===== Available records =====
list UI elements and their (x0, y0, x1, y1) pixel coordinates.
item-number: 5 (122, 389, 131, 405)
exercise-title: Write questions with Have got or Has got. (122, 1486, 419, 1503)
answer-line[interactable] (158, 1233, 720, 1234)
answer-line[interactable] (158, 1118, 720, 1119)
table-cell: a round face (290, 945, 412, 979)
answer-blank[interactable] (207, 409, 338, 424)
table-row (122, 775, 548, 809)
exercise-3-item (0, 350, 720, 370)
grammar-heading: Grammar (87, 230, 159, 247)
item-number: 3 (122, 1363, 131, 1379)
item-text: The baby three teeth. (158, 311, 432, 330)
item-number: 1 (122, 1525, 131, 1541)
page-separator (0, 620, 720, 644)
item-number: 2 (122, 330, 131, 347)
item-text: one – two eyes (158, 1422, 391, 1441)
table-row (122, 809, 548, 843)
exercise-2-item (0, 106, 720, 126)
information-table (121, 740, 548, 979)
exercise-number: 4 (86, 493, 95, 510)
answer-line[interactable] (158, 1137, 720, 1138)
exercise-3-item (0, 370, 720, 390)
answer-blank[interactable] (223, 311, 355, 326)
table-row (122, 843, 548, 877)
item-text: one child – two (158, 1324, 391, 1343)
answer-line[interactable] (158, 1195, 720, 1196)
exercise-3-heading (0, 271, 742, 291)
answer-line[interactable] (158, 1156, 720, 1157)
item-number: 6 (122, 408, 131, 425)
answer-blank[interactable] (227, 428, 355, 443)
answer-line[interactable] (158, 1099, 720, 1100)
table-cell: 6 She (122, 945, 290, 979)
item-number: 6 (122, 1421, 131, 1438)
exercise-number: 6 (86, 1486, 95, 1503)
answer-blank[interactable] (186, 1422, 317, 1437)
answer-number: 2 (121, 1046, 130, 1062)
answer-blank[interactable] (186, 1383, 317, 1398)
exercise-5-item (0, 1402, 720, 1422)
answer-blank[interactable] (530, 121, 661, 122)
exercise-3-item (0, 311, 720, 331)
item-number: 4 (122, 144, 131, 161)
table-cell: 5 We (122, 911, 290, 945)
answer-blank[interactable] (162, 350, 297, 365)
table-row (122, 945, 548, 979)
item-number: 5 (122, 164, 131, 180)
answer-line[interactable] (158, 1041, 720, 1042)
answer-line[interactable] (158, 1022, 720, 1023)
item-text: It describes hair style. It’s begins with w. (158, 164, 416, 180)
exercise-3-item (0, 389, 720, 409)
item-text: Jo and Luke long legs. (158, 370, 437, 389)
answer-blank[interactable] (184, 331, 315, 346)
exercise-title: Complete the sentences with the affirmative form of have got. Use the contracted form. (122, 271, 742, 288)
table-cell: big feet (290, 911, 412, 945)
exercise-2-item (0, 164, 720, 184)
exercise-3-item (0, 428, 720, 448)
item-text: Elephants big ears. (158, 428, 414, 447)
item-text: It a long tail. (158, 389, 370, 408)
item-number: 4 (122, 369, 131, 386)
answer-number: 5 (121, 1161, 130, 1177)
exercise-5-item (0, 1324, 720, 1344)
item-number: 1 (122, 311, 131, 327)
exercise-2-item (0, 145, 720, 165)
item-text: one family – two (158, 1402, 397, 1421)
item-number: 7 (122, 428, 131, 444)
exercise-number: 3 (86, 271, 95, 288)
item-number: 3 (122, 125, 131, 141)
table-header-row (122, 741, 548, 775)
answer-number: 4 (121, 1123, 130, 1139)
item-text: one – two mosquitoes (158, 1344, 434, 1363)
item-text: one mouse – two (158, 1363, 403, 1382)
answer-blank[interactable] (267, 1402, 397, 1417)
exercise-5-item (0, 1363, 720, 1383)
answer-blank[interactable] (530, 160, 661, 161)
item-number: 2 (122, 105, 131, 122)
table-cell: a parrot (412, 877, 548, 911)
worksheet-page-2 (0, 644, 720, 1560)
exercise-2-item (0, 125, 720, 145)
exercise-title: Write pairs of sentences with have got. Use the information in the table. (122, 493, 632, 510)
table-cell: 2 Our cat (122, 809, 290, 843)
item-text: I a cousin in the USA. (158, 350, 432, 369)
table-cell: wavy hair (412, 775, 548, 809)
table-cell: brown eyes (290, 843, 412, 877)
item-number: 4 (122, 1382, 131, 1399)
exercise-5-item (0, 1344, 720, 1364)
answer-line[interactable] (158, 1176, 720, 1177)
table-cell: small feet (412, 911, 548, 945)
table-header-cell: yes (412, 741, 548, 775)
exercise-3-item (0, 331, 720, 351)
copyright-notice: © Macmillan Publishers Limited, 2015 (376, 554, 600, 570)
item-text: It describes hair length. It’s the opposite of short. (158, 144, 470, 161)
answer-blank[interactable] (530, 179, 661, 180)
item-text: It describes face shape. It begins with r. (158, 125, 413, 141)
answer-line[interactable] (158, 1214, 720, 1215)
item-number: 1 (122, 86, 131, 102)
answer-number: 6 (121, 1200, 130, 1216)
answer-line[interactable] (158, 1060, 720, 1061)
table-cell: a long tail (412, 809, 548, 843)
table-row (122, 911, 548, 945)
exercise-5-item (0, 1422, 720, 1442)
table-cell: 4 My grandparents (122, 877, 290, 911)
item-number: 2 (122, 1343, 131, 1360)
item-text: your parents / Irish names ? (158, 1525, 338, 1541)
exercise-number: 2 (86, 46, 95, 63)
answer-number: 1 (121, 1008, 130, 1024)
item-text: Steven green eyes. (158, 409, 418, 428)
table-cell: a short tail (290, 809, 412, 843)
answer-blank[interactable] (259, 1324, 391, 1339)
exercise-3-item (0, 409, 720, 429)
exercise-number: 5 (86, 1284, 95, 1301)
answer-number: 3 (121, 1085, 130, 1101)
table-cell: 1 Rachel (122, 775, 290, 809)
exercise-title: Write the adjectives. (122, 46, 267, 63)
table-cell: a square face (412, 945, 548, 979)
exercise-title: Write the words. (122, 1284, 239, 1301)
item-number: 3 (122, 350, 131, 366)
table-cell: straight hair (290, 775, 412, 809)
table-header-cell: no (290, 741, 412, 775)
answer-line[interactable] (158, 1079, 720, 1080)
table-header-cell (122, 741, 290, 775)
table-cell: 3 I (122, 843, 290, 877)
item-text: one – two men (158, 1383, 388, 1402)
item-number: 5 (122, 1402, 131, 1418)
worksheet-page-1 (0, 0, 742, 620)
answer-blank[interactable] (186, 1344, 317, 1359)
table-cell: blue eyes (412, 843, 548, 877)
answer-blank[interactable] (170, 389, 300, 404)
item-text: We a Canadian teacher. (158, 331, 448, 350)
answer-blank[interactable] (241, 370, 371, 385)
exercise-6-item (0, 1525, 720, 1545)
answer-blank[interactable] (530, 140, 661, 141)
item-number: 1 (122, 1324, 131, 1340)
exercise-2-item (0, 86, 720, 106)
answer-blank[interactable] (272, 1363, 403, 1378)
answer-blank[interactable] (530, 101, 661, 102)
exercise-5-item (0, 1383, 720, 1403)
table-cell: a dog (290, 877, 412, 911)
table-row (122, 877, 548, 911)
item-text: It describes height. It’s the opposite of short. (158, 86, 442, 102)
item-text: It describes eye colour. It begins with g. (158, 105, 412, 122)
=====
| Problem to solve |
Set down every line above again word for word, leaving none out.

| Expected answer |
list UI elements and their (x0, y0, x1, y1) pixel coordinates.
item-number: 5 (122, 389, 131, 405)
exercise-title: Write questions with Have got or Has got. (122, 1486, 419, 1503)
answer-line[interactable] (158, 1233, 720, 1234)
answer-line[interactable] (158, 1118, 720, 1119)
table-cell: a round face (290, 945, 412, 979)
answer-blank[interactable] (207, 409, 338, 424)
table-row (122, 775, 548, 809)
exercise-3-item (0, 350, 720, 370)
grammar-heading: Grammar (87, 230, 159, 247)
item-number: 3 (122, 1363, 131, 1379)
item-text: The baby three teeth. (158, 311, 432, 330)
item-number: 1 (122, 1525, 131, 1541)
page-separator (0, 620, 720, 644)
item-number: 2 (122, 330, 131, 347)
item-text: one – two eyes (158, 1422, 391, 1441)
table-row (122, 809, 548, 843)
exercise-2-item (0, 106, 720, 126)
information-table (121, 740, 548, 979)
exercise-number: 4 (86, 493, 95, 510)
answer-line[interactable] (158, 1137, 720, 1138)
exercise-3-item (0, 370, 720, 390)
answer-blank[interactable] (223, 311, 355, 326)
table-row (122, 843, 548, 877)
item-text: one child – two (158, 1324, 391, 1343)
answer-line[interactable] (158, 1195, 720, 1196)
exercise-3-heading (0, 271, 742, 291)
answer-line[interactable] (158, 1156, 720, 1157)
item-number: 6 (122, 408, 131, 425)
answer-blank[interactable] (227, 428, 355, 443)
answer-line[interactable] (158, 1099, 720, 1100)
table-cell: 6 She (122, 945, 290, 979)
item-number: 6 (122, 1421, 131, 1438)
exercise-number: 6 (86, 1486, 95, 1503)
answer-blank[interactable] (186, 1422, 317, 1437)
answer-number: 2 (121, 1046, 130, 1062)
answer-blank[interactable] (186, 1383, 317, 1398)
exercise-5-item (0, 1402, 720, 1422)
answer-blank[interactable] (530, 121, 661, 122)
exercise-3-item (0, 311, 720, 331)
item-number: 4 (122, 144, 131, 161)
table-cell: 5 We (122, 911, 290, 945)
answer-blank[interactable] (162, 350, 297, 365)
table-row (122, 945, 548, 979)
item-number: 5 (122, 164, 131, 180)
answer-line[interactable] (158, 1041, 720, 1042)
answer-line[interactable] (158, 1022, 720, 1023)
item-text: It describes hair style. It’s begins with w. (158, 164, 416, 180)
exercise-3-item (0, 389, 720, 409)
item-text: Jo and Luke long legs. (158, 370, 437, 389)
answer-blank[interactable] (184, 331, 315, 346)
exercise-title: Complete the sentences with the affirmative form of have got. Use the contracted form. (122, 271, 742, 288)
table-cell: big feet (290, 911, 412, 945)
exercise-2-item (0, 164, 720, 184)
exercise-3-item (0, 428, 720, 448)
item-text: Elephants big ears. (158, 428, 414, 447)
item-text: It a long tail. (158, 389, 370, 408)
item-number: 4 (122, 369, 131, 386)
answer-number: 5 (121, 1161, 130, 1177)
exercise-5-item (0, 1324, 720, 1344)
item-number: 1 (122, 311, 131, 327)
exercise-2-item (0, 145, 720, 165)
item-text: one family – two (158, 1402, 397, 1421)
item-number: 7 (122, 428, 131, 444)
exercise-number: 3 (86, 271, 95, 288)
item-number: 3 (122, 125, 131, 141)
table-header-row (122, 741, 548, 775)
answer-number: 4 (121, 1123, 130, 1139)
item-text: one – two mosquitoes (158, 1344, 434, 1363)
item-text: one mouse – two (158, 1363, 403, 1382)
answer-blank[interactable] (267, 1402, 397, 1417)
exercise-5-item (0, 1363, 720, 1383)
answer-blank[interactable] (530, 160, 661, 161)
item-number: 2 (122, 105, 131, 122)
table-cell: a parrot (412, 877, 548, 911)
worksheet-page-2 (0, 644, 720, 1560)
exercise-2-item (0, 125, 720, 145)
exercise-title: Write pairs of sentences with have got. Use the information in the table. (122, 493, 632, 510)
table-cell: 2 Our cat (122, 809, 290, 843)
item-text: I a cousin in the USA. (158, 350, 432, 369)
table-cell: wavy hair (412, 775, 548, 809)
table-cell: brown eyes (290, 843, 412, 877)
item-number: 4 (122, 1382, 131, 1399)
exercise-5-item (0, 1344, 720, 1364)
answer-line[interactable] (158, 1176, 720, 1177)
table-cell: small feet (412, 911, 548, 945)
table-header-cell: yes (412, 741, 548, 775)
exercise-3-item (0, 331, 720, 351)
copyright-notice: © Macmillan Publishers Limited, 2015 (376, 554, 600, 570)
item-text: It describes hair length. It’s the opposite of short. (158, 144, 470, 161)
answer-blank[interactable] (530, 179, 661, 180)
item-text: It describes face shape. It begins with r. (158, 125, 413, 141)
answer-line[interactable] (158, 1214, 720, 1215)
item-number: 1 (122, 86, 131, 102)
answer-number: 6 (121, 1200, 130, 1216)
answer-line[interactable] (158, 1060, 720, 1061)
table-cell: a long tail (412, 809, 548, 843)
table-row (122, 911, 548, 945)
exercise-5-item (0, 1422, 720, 1442)
table-cell: 4 My grandparents (122, 877, 290, 911)
item-number: 2 (122, 1343, 131, 1360)
item-text: your parents / Irish names ? (158, 1525, 338, 1541)
exercise-number: 2 (86, 46, 95, 63)
answer-number: 1 (121, 1008, 130, 1024)
item-text: Steven green eyes. (158, 409, 418, 428)
table-cell: a short tail (290, 809, 412, 843)
answer-blank[interactable] (259, 1324, 391, 1339)
exercise-3-item (0, 409, 720, 429)
exercise-number: 5 (86, 1284, 95, 1301)
answer-number: 3 (121, 1085, 130, 1101)
table-cell: 1 Rachel (122, 775, 290, 809)
exercise-title: Write the adjectives. (122, 46, 267, 63)
table-cell: a square face (412, 945, 548, 979)
exercise-title: Write the words. (122, 1284, 239, 1301)
item-number: 3 (122, 350, 131, 366)
table-cell: straight hair (290, 775, 412, 809)
table-header-cell: no (290, 741, 412, 775)
answer-line[interactable] (158, 1079, 720, 1080)
table-header-cell (122, 741, 290, 775)
table-cell: 3 I (122, 843, 290, 877)
item-text: one – two men (158, 1383, 388, 1402)
item-number: 5 (122, 1402, 131, 1418)
worksheet-page-1 (0, 0, 742, 620)
answer-blank[interactable] (186, 1344, 317, 1359)
table-cell: blue eyes (412, 843, 548, 877)
answer-blank[interactable] (170, 389, 300, 404)
item-text: We a Canadian teacher. (158, 331, 448, 350)
answer-blank[interactable] (241, 370, 371, 385)
exercise-6-item (0, 1525, 720, 1545)
answer-blank[interactable] (530, 140, 661, 141)
item-number: 1 (122, 1324, 131, 1340)
exercise-2-item (0, 86, 720, 106)
answer-blank[interactable] (272, 1363, 403, 1378)
answer-blank[interactable] (530, 101, 661, 102)
exercise-5-item (0, 1383, 720, 1403)
table-cell: a dog (290, 877, 412, 911)
table-row (122, 877, 548, 911)
item-text: It describes height. It’s the opposite of short. (158, 86, 442, 102)
item-text: It describes eye colour. It begins with g. (158, 105, 412, 122)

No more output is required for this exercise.